● **The problem**:
Return every record below exactly as written, but leave out the pictures.

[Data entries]
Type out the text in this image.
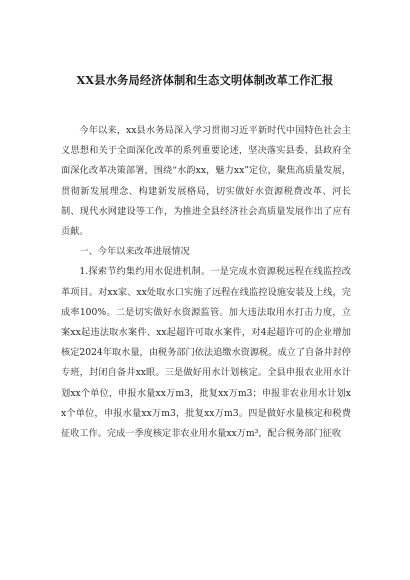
XX县水务局经济体制和生态文明体制改革工作汇报

今年以来，xx县水务局深入学习贯彻习近平新时代中国特色社会主义思想和关于全面深化改革的系列重要论述，坚决落实县委、县政府全面深化改革决策部署，围绕“水韵xx，魅力xx”定位，聚焦高质量发展，贯彻新发展理念、构建新发展格局，切实做好水资源税费改革、河长制、现代水网建设等工作，为推进全县经济社会高质量发展作出了应有贡献。

一、今年以来改革进展情况

1.探索节约集约用水促进机制。一是完成水资源税远程在线监控改革项目。对xx家、xx处取水口实施了远程在线监控设施安装及上线，完成率100%。二是切实做好水资源监管。加大违法取用水打击力度，立案xx起违法取水案件、xx起超许可取水案件，对4起超许可的企业增加核定2024年取水量，由税务部门依法追缴水资源税。成立了自备井封停专班，封闭自备井xx眼。三是做好用水计划核定。全县申报农业用水计划xx个单位，申报水量xx万m3，批复xx万m3；申报非农业用水计划xx个单位，申报水量xx万m3，批复xx万m3。四是做好水量核定和税费征收工作。完成一季度核定非农业用水量xx万m³，配合税务部门征收
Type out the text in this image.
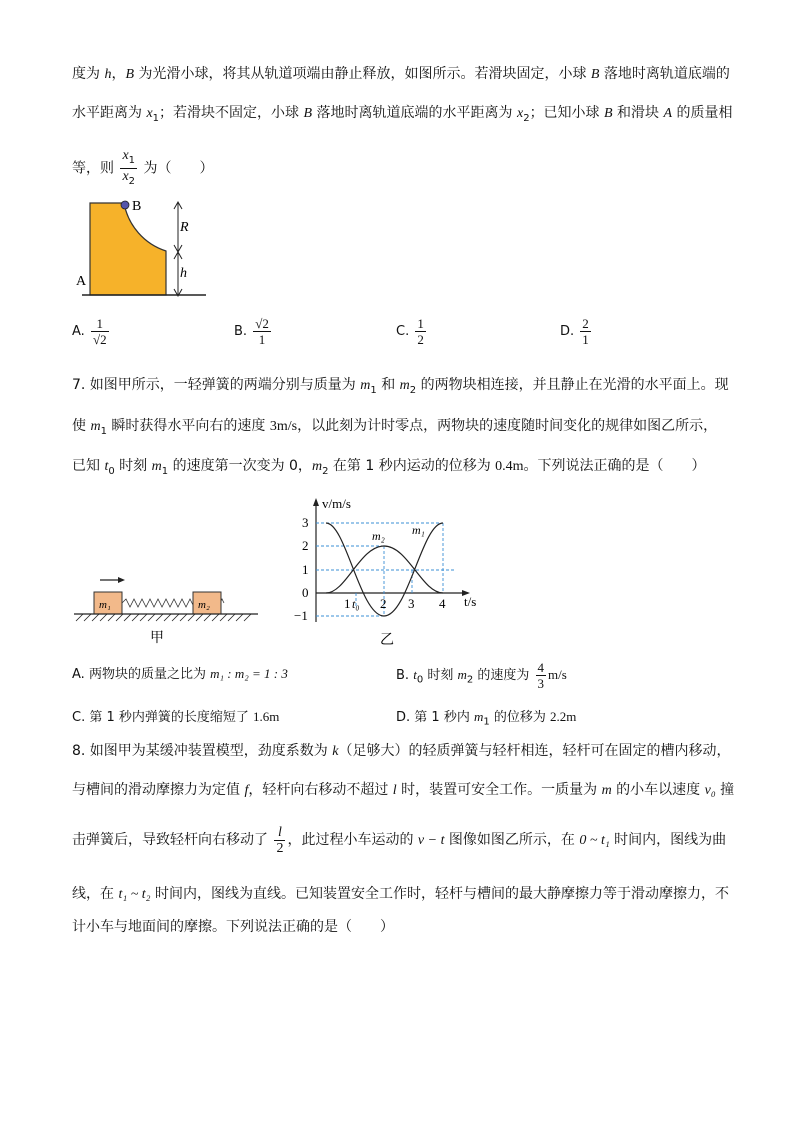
度为 h，B 为光滑小球，将其从轨道项端由静止释放，如图所示。若滑块固定，小球 B 落地时离轨道底端的
水平距离为 $x_1$；若滑块不固定，小球 B 落地时离轨道底端的水平距离为 $x_2$；已知小球 B 和滑块 A 的质量相
等，则 $\frac{x_1}{x_2}$ 为（　　）
B
R
h
A
A. $\frac{1}{√2}$	B. $\frac{√2}{1}$	C. $\frac{1}{2}$	D. $\frac{2}{1}$
7. 如图甲所示，一轻弹簧的两端分别与质量为 $m_1$ 和 $m_2$ 的两物块相连接，并且静止在光滑的水平面上。现
使 $m_1$ 瞬时获得水平向右的速度 3m/s，以此刻为计时零点，两物块的速度随时间变化的规律如图乙所示，
已知 $t_0$ 时刻 $m_1$ 的速度第一次变为 0，$m_2$ 在第 1 秒内运动的位移为 0.4m。下列说法正确的是（　　）
m₁	m₂
甲
v/m/s
t/s
3
2
1
0
−1
1 t₀ 2 3 4
m₂ m₁
乙
A. 两物块的质量之比为 m₁ : m₂ = 1 : 3	B. $t_0$ 时刻 $m_2$ 的速度为 $\frac{4}{3} m/s$
C. 第 1 秒内弹簧的长度缩短了 1.6m	D. 第 1 秒内 $m_1$ 的位移为 2.2m
8. 如图甲为某缓冲装置模型，劲度系数为 k（足够大）的轻质弹簧与轻杆相连，轻杆可在固定的槽内移动，
与槽间的滑动摩擦力为定值 f，轻杆向右移动不超过 l 时，装置可安全工作。一质量为 m 的小车以速度 v₀ 撞
击弹簧后，导致轻杆向右移动了 $\frac{l}{2}$ ，此过程小车运动的 v − t 图像如图乙所示，在 0 ~ t₁ 时间内，图线为曲
线，在 t₁ ~ t₂ 时间内，图线为直线。已知装置安全工作时，轻杆与槽间的最大静摩擦力等于滑动摩擦力，不
计小车与地面间的摩擦。下列说法正确的是（　　）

● **Reply**:
Type out the text in this image.
XX县水务局经济体制和生态文明体制改革工作汇报

今年以来，xx县水务局深入学习贯彻习近平新时代中国特色社会主义思想和关于全面深化改革的系列重要论述，坚决落实县委、县政府全面深化改革决策部署，围绕“水韵xx，魅力xx”定位，聚焦高质量发展，贯彻新发展理念、构建新发展格局，切实做好水资源税费改革、河长制、现代水网建设等工作，为推进全县经济社会高质量发展作出了应有贡献。

一、今年以来改革进展情况

1.探索节约集约用水促进机制。一是完成水资源税远程在线监控改革项目。对xx家、xx处取水口实施了远程在线监控设施安装及上线，完成率100%。二是切实做好水资源监管。加大违法取用水打击力度，立案xx起违法取水案件、xx起超许可取水案件，对4起超许可的企业增加核定2024年取水量，由税务部门依法追缴水资源税。成立了自备井封停专班，封闭自备井xx眼。三是做好用水计划核定。全县申报农业用水计划xx个单位，申报水量xx万m3，批复xx万m3；申报非农业用水计划xx个单位，申报水量xx万m3，批复xx万m3。四是做好水量核定和税费征收工作。完成一季度核定非农业用水量xx万m³，配合税务部门征收
Type out the text in this image.
度为 h，B 为光滑小球，将其从轨道项端由静止释放，如图所示。若滑块固定，小球 B 落地时离轨道底端的
水平距离为 $x_1$；若滑块不固定，小球 B 落地时离轨道底端的水平距离为 $x_2$；已知小球 B 和滑块 A 的质量相
等，则 $\frac{x_1}{x_2}$ 为（　　）
B
R
h
A
A. $\frac{1}{√2}$	B. $\frac{√2}{1}$	C. $\frac{1}{2}$	D. $\frac{2}{1}$
7. 如图甲所示，一轻弹簧的两端分别与质量为 $m_1$ 和 $m_2$ 的两物块相连接，并且静止在光滑的水平面上。现
使 $m_1$ 瞬时获得水平向右的速度 3m/s，以此刻为计时零点，两物块的速度随时间变化的规律如图乙所示，
已知 $t_0$ 时刻 $m_1$ 的速度第一次变为 0，$m_2$ 在第 1 秒内运动的位移为 0.4m。下列说法正确的是（　　）
m₁	m₂
甲
v/m/s
t/s
3
2
1
0
−1
1 t₀ 2 3 4
m₂ m₁
乙
A. 两物块的质量之比为 m₁ : m₂ = 1 : 3	B. $t_0$ 时刻 $m_2$ 的速度为 $\frac{4}{3} m/s$
C. 第 1 秒内弹簧的长度缩短了 1.6m	D. 第 1 秒内 $m_1$ 的位移为 2.2m
8. 如图甲为某缓冲装置模型，劲度系数为 k（足够大）的轻质弹簧与轻杆相连，轻杆可在固定的槽内移动，
与槽间的滑动摩擦力为定值 f，轻杆向右移动不超过 l 时，装置可安全工作。一质量为 m 的小车以速度 v₀ 撞
击弹簧后，导致轻杆向右移动了 $\frac{l}{2}$ ，此过程小车运动的 v − t 图像如图乙所示，在 0 ~ t₁ 时间内，图线为曲
线，在 t₁ ~ t₂ 时间内，图线为直线。已知装置安全工作时，轻杆与槽间的最大静摩擦力等于滑动摩擦力，不
计小车与地面间的摩擦。下列说法正确的是（　　）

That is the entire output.